GIVEN EXERCISE — Return only the number of lines that hold "小题每空".

(Entries from a dataset)
---
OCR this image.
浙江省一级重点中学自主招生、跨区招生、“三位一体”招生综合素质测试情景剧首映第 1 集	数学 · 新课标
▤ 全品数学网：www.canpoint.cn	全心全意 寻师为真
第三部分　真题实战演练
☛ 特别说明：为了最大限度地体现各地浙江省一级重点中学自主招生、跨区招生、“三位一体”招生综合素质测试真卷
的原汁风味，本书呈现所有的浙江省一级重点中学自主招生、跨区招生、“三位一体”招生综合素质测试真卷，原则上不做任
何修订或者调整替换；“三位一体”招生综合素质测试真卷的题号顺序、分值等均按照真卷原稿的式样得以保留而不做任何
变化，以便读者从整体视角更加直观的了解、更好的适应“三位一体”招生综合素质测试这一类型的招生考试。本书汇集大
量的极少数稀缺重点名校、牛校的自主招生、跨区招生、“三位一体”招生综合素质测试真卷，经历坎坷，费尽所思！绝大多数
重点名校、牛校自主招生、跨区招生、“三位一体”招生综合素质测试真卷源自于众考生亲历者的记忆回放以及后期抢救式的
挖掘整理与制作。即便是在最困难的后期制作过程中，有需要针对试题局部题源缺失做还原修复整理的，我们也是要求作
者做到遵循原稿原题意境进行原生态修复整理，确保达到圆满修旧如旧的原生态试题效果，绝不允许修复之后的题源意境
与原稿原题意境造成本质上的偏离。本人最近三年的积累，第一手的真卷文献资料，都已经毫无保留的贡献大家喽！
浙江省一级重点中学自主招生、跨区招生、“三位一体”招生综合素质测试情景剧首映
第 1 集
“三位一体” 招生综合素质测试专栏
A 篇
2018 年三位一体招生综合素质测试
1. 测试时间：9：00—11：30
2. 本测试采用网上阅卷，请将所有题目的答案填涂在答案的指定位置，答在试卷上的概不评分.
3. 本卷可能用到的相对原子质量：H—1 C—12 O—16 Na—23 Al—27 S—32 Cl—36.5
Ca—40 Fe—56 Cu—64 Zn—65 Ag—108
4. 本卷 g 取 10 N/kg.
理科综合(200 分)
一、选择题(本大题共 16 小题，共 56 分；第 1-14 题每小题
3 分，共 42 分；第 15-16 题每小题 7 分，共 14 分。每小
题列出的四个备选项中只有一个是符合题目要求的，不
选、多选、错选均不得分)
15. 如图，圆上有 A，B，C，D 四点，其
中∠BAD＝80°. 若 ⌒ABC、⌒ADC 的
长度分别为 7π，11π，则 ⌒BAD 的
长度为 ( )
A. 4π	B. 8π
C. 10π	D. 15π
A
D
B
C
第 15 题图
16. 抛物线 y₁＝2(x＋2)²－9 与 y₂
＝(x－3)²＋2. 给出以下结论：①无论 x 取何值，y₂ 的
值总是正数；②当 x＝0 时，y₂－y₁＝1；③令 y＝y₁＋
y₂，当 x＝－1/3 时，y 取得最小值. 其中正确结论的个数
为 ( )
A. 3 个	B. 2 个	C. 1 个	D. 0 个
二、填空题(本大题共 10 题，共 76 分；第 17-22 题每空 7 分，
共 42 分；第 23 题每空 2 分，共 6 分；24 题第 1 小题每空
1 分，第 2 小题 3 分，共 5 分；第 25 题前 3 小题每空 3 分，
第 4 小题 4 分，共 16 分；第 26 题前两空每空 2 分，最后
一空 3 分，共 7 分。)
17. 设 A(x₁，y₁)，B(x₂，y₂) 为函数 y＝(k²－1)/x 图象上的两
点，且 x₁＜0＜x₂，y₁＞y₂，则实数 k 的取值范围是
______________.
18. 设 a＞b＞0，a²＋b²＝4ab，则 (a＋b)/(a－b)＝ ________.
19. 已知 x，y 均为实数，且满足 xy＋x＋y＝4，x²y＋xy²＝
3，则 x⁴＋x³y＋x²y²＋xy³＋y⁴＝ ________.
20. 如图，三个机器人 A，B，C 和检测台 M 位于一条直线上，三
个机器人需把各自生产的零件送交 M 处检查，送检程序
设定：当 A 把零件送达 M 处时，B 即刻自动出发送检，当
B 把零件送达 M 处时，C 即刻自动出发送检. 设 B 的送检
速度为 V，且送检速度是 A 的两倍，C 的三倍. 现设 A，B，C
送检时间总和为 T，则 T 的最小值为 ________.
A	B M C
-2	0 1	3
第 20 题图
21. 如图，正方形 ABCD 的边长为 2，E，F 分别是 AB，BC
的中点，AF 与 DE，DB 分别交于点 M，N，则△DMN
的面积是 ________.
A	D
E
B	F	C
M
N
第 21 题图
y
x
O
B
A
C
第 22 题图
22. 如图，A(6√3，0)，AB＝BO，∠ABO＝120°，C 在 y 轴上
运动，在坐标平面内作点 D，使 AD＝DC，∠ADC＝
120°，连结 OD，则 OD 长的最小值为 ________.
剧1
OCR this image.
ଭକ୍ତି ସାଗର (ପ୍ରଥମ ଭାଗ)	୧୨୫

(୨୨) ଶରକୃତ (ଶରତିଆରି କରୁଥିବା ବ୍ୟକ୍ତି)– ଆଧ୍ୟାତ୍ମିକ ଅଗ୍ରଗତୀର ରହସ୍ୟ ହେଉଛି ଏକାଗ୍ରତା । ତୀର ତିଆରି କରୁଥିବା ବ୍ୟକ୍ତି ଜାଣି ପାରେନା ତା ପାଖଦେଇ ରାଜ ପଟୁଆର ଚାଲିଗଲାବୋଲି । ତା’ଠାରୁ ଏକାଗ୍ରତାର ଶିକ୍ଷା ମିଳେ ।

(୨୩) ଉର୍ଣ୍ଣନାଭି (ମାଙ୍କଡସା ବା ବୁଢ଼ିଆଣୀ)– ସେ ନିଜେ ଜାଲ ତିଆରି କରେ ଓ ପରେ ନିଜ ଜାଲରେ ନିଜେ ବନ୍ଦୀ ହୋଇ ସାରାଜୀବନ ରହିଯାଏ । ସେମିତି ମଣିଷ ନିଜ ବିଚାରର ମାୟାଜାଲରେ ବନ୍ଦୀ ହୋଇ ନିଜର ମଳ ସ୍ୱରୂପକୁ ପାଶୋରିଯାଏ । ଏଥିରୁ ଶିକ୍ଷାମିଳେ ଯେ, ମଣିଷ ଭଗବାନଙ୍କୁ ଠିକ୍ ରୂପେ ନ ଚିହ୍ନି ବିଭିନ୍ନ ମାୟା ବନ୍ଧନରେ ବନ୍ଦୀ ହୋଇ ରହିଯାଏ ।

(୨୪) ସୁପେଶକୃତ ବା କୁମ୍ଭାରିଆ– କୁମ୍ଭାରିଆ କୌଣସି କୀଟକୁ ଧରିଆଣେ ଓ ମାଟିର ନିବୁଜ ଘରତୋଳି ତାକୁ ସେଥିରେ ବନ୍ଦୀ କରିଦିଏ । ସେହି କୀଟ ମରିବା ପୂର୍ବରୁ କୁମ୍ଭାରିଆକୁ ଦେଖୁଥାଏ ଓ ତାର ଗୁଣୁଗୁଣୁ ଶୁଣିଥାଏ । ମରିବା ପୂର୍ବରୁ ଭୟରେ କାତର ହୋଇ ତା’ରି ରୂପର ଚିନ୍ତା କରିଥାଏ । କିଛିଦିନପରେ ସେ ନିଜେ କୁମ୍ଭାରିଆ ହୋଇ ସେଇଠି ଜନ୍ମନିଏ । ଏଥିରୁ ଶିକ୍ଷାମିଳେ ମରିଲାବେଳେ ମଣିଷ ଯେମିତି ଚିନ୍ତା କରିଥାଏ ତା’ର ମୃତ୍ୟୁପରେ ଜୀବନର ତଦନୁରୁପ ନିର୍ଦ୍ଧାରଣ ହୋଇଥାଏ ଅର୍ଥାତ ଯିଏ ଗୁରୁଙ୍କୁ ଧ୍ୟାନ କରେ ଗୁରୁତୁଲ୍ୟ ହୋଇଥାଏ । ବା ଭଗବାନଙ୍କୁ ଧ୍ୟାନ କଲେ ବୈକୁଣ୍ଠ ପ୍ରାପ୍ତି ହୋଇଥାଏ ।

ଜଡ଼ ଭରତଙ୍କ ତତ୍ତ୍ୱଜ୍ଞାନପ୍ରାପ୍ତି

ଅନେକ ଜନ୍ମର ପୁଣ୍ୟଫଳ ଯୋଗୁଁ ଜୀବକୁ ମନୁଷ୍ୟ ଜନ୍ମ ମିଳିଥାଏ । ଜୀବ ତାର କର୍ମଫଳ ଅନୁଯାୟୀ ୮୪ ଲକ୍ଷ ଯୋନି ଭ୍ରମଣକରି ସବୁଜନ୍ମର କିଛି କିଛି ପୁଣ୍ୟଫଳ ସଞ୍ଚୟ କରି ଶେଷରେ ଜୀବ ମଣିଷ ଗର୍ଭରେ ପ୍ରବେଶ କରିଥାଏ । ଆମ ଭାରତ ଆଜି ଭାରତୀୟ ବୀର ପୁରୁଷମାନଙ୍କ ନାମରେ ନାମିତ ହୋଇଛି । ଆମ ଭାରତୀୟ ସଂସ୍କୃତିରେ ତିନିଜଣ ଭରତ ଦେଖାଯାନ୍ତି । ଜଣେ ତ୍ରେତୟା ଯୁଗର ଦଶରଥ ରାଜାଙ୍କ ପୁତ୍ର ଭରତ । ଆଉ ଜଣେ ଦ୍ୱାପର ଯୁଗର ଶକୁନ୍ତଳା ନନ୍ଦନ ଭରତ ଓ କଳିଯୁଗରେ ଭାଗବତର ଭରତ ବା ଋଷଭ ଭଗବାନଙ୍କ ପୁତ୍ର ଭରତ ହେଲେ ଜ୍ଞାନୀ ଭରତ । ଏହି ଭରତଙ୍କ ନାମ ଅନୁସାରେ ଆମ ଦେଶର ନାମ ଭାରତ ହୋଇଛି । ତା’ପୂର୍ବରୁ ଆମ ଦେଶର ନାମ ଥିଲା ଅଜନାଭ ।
---
SOLUTION TO THIS EXERCISE — 2